Task details -> Omit every picture while repeating the entries exactly.
⟨
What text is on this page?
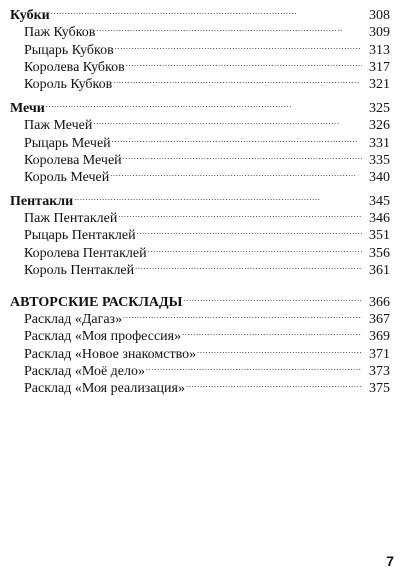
Кубки . . .	308
Паж Кубков . . .	309
Рыцарь Кубков . . .	313
Королева Кубков . . .	317
Король Кубков . . .	321
Мечи . . .	325
Паж Мечей . . .	326
Рыцарь Мечей . . .	331
Королева Мечей . . .	335
Король Мечей . . .	340
Пентакли . . .	345
Паж Пентаклей . . .	346
Рыцарь Пентаклей . . .	351
Королева Пентаклей . . .	356
Король Пентаклей . . .	361
АВТОРСКИЕ РАСКЛАДЫ . . .	366
Расклад «Дагаз» . . .	367
Расклад «Моя профессия» . . .	369
Расклад «Новое знакомство» . . .	371
Расклад «Моё дело» . . .	373
Расклад «Моя реализация» . . .	375
7
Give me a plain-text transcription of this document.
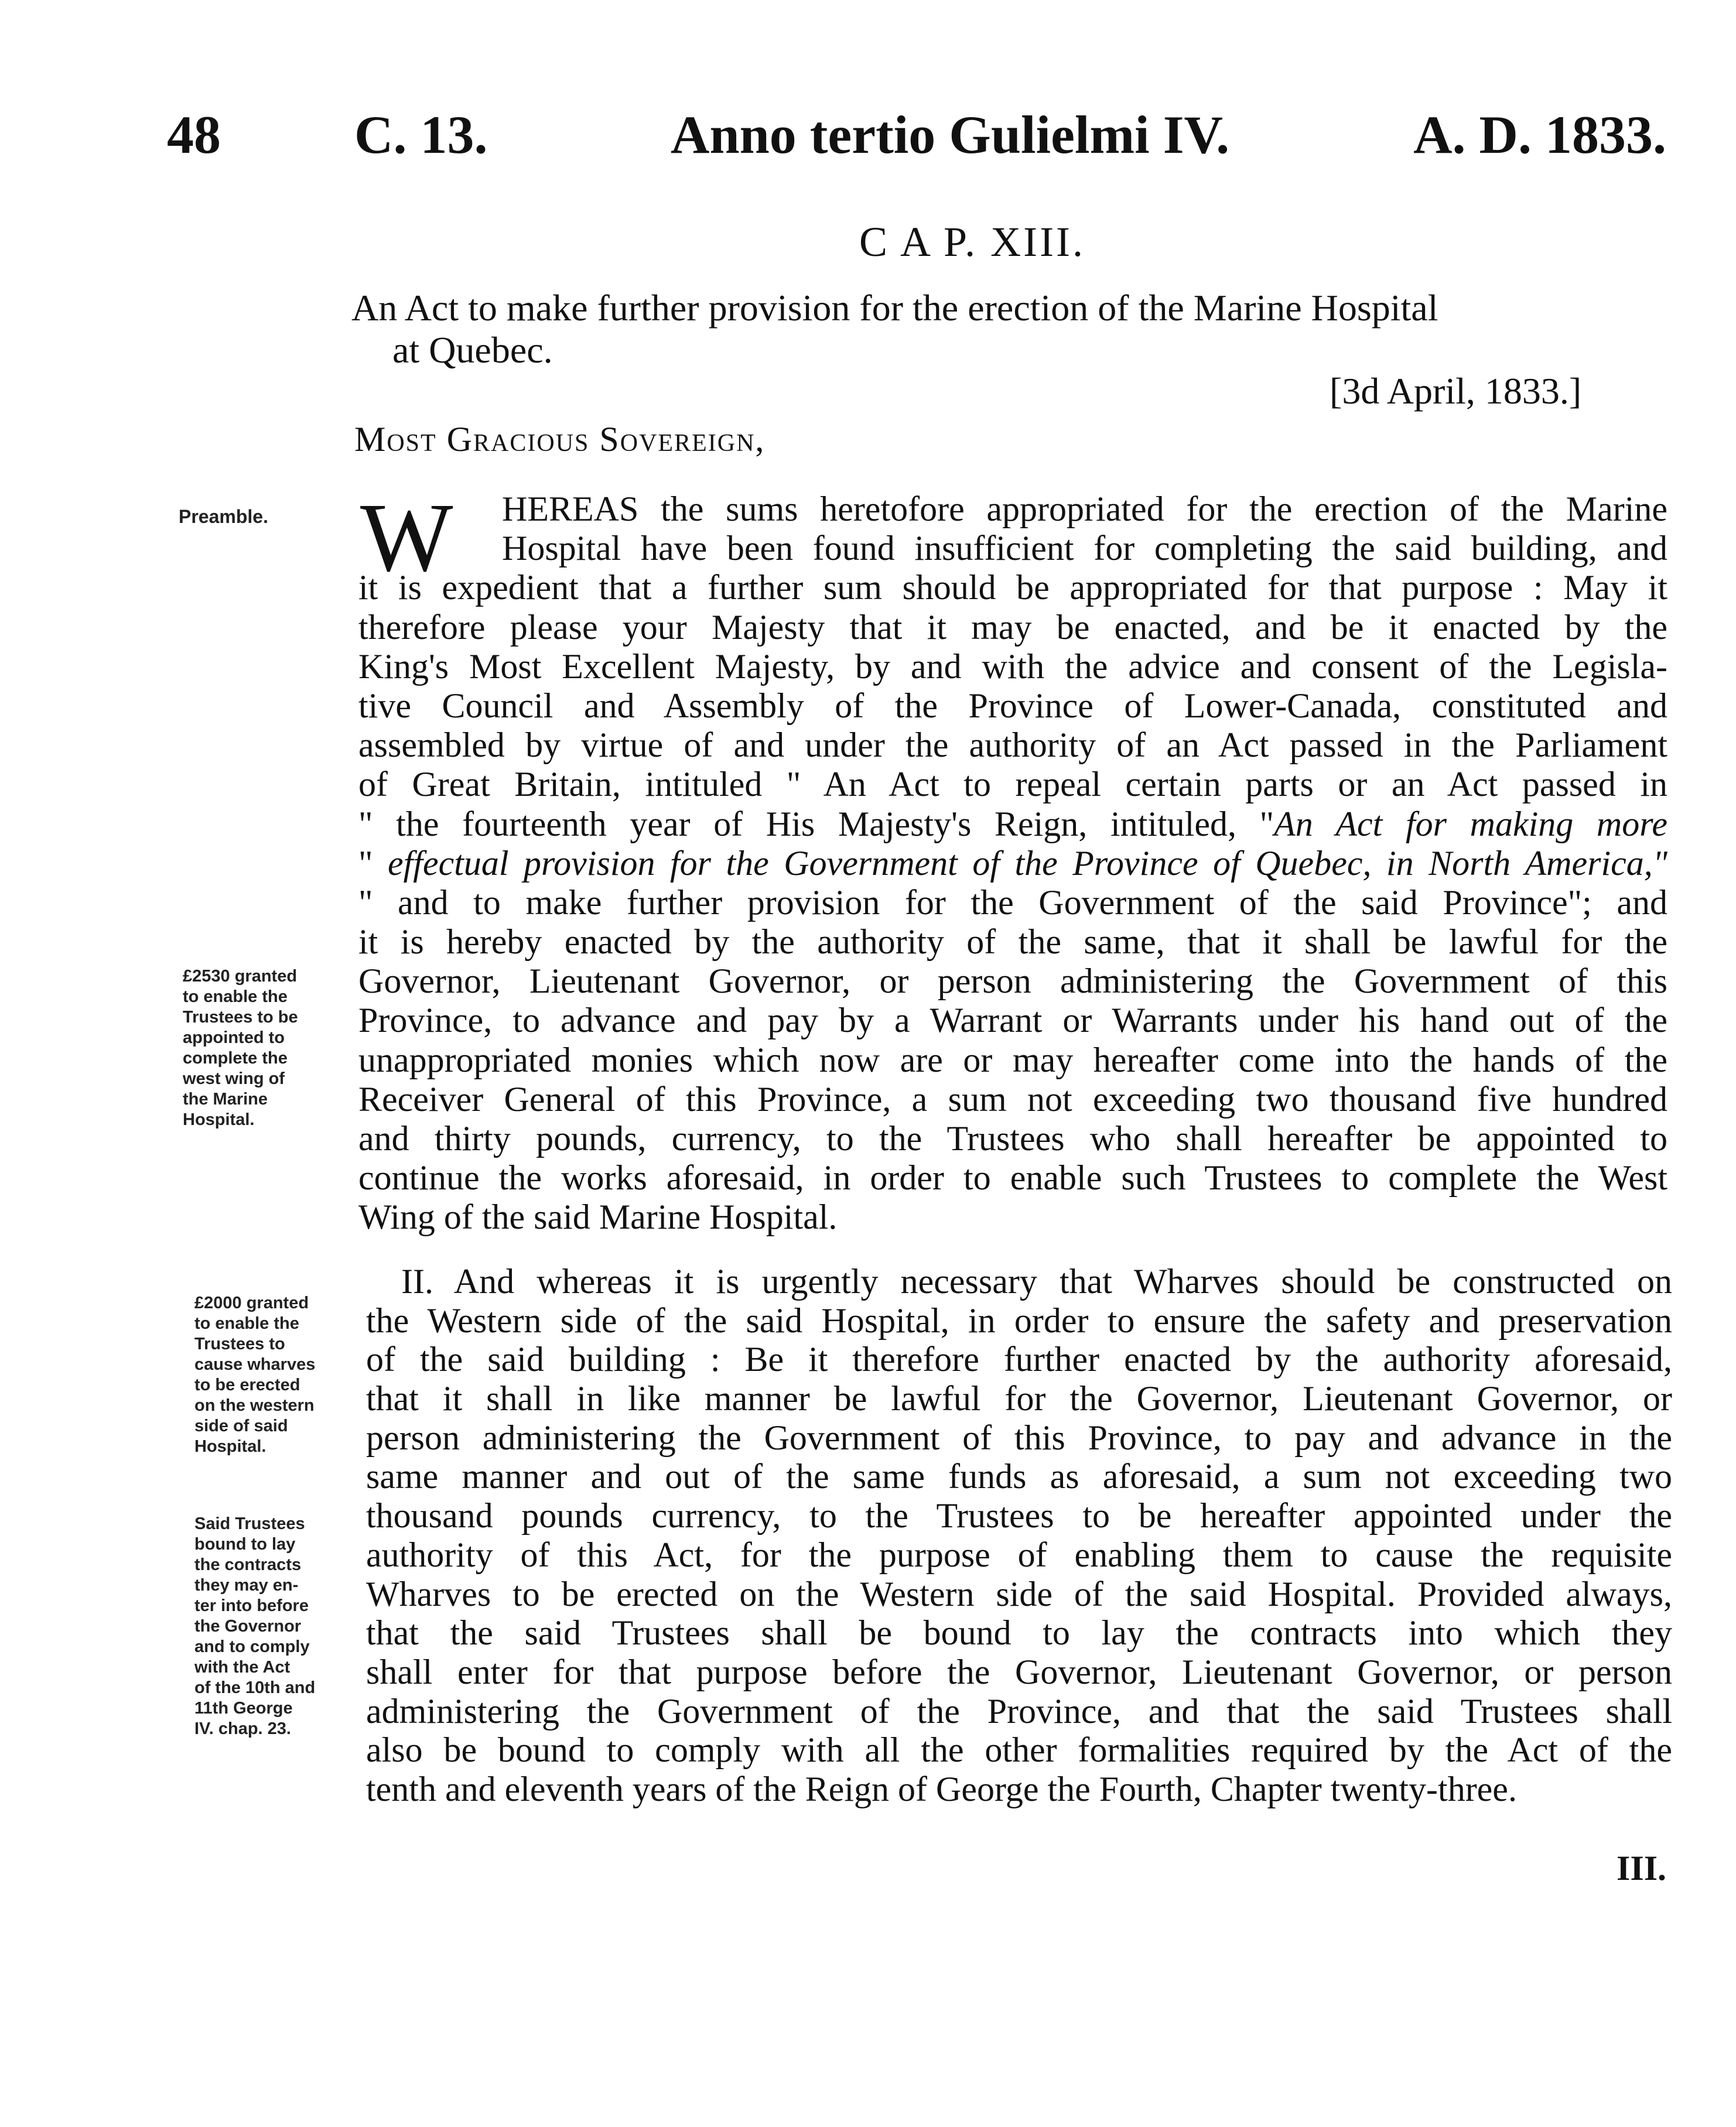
48 C. 13.	Anno tertio Gulielmi IV.	A. D. 1833.
C A P. XIII.
An Act to make further provision for the erection of the Marine Hospital
at Quebec.
[3d April, 1833.]
Most Gracious Sovereign,
Preamble.
£2530 granted
to enable the
Trustees to be
appointed to
complete the
west wing of
the Marine
Hospital.
£2000 granted
to enable the
Trustees to
cause wharves
to be erected
on the western
side of said
Hospital.
Said Trustees
bound to lay
the contracts
they may en-
ter into before
the Governor
and to comply
with the Act
of the 10th and
11th George
IV. chap. 23.
W	HEREAS the sums heretofore appropriated for the erection of the Marine
Hospital have been found insufficient for completing the said building, and
it is expedient that a further sum should be appropriated for that purpose : May it
therefore please your Majesty that it may be enacted, and be it enacted by the
King's Most Excellent Majesty, by and with the advice and consent of the Legisla-
tive Council and Assembly of the Province of Lower-Canada, constituted and
assembled by virtue of and under the authority of an Act passed in the Parliament
of Great Britain, intituled " An Act to repeal certain parts or an Act passed in
" the fourteenth year of His Majesty's Reign, intituled, "An Act for making more
" effectual provision for the Government of the Province of Quebec, in North America,"
" and to make further provision for the Government of the said Province"; and
it is hereby enacted by the authority of the same, that it shall be lawful for the
Governor, Lieutenant Governor, or person administering the Government of this
Province, to advance and pay by a Warrant or Warrants under his hand out of the
unappropriated monies which now are or may hereafter come into the hands of the
Receiver General of this Province, a sum not exceeding two thousand five hundred
and thirty pounds, currency, to the Trustees who shall hereafter be appointed to
continue the works aforesaid, in order to enable such Trustees to complete the West
Wing of the said Marine Hospital.
II. And whereas it is urgently necessary that Wharves should be constructed on
the Western side of the said Hospital, in order to ensure the safety and preservation
of the said building : Be it therefore further enacted by the authority aforesaid,
that it shall in like manner be lawful for the Governor, Lieutenant Governor, or
person administering the Government of this Province, to pay and advance in the
same manner and out of the same funds as aforesaid, a sum not exceeding two
thousand pounds currency, to the Trustees to be hereafter appointed under the
authority of this Act, for the purpose of enabling them to cause the requisite
Wharves to be erected on the Western side of the said Hospital. Provided always,
that the said Trustees shall be bound to lay the contracts into which they
shall enter for that purpose before the Governor, Lieutenant Governor, or person
administering the Government of the Province, and that the said Trustees shall
also be bound to comply with all the other formalities required by the Act of the
tenth and eleventh years of the Reign of George the Fourth, Chapter twenty-three.
III.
⟩
Complete answer ->
What text is on this page?
Кубки . . .	308
Паж Кубков . . .	309
Рыцарь Кубков . . .	313
Королева Кубков . . .	317
Король Кубков . . .	321
Мечи . . .	325
Паж Мечей . . .	326
Рыцарь Мечей . . .	331
Королева Мечей . . .	335
Король Мечей . . .	340
Пентакли . . .	345
Паж Пентаклей . . .	346
Рыцарь Пентаклей . . .	351
Королева Пентаклей . . .	356
Король Пентаклей . . .	361
АВТОРСКИЕ РАСКЛАДЫ . . .	366
Расклад «Дагаз» . . .	367
Расклад «Моя профессия» . . .	369
Расклад «Новое знакомство» . . .	371
Расклад «Моё дело» . . .	373
Расклад «Моя реализация» . . .	375
7
Give me a plain-text transcription of this document.
48 C. 13.	Anno tertio Gulielmi IV.	A. D. 1833.
C A P. XIII.
An Act to make further provision for the erection of the Marine Hospital
at Quebec.
[3d April, 1833.]
Most Gracious Sovereign,
Preamble.
£2530 granted
to enable the
Trustees to be
appointed to
complete the
west wing of
the Marine
Hospital.
£2000 granted
to enable the
Trustees to
cause wharves
to be erected
on the western
side of said
Hospital.
Said Trustees
bound to lay
the contracts
they may en-
ter into before
the Governor
and to comply
with the Act
of the 10th and
11th George
IV. chap. 23.
W	HEREAS the sums heretofore appropriated for the erection of the Marine
Hospital have been found insufficient for completing the said building, and
it is expedient that a further sum should be appropriated for that purpose : May it
therefore please your Majesty that it may be enacted, and be it enacted by the
King's Most Excellent Majesty, by and with the advice and consent of the Legisla-
tive Council and Assembly of the Province of Lower-Canada, constituted and
assembled by virtue of and under the authority of an Act passed in the Parliament
of Great Britain, intituled " An Act to repeal certain parts or an Act passed in
" the fourteenth year of His Majesty's Reign, intituled, "An Act for making more
" effectual provision for the Government of the Province of Quebec, in North America,"
" and to make further provision for the Government of the said Province"; and
it is hereby enacted by the authority of the same, that it shall be lawful for the
Governor, Lieutenant Governor, or person administering the Government of this
Province, to advance and pay by a Warrant or Warrants under his hand out of the
unappropriated monies which now are or may hereafter come into the hands of the
Receiver General of this Province, a sum not exceeding two thousand five hundred
and thirty pounds, currency, to the Trustees who shall hereafter be appointed to
continue the works aforesaid, in order to enable such Trustees to complete the West
Wing of the said Marine Hospital.
II. And whereas it is urgently necessary that Wharves should be constructed on
the Western side of the said Hospital, in order to ensure the safety and preservation
of the said building : Be it therefore further enacted by the authority aforesaid,
that it shall in like manner be lawful for the Governor, Lieutenant Governor, or
person administering the Government of this Province, to pay and advance in the
same manner and out of the same funds as aforesaid, a sum not exceeding two
thousand pounds currency, to the Trustees to be hereafter appointed under the
authority of this Act, for the purpose of enabling them to cause the requisite
Wharves to be erected on the Western side of the said Hospital. Provided always,
that the said Trustees shall be bound to lay the contracts into which they
shall enter for that purpose before the Governor, Lieutenant Governor, or person
administering the Government of the Province, and that the said Trustees shall
also be bound to comply with all the other formalities required by the Act of the
tenth and eleventh years of the Reign of George the Fourth, Chapter twenty-three.
III.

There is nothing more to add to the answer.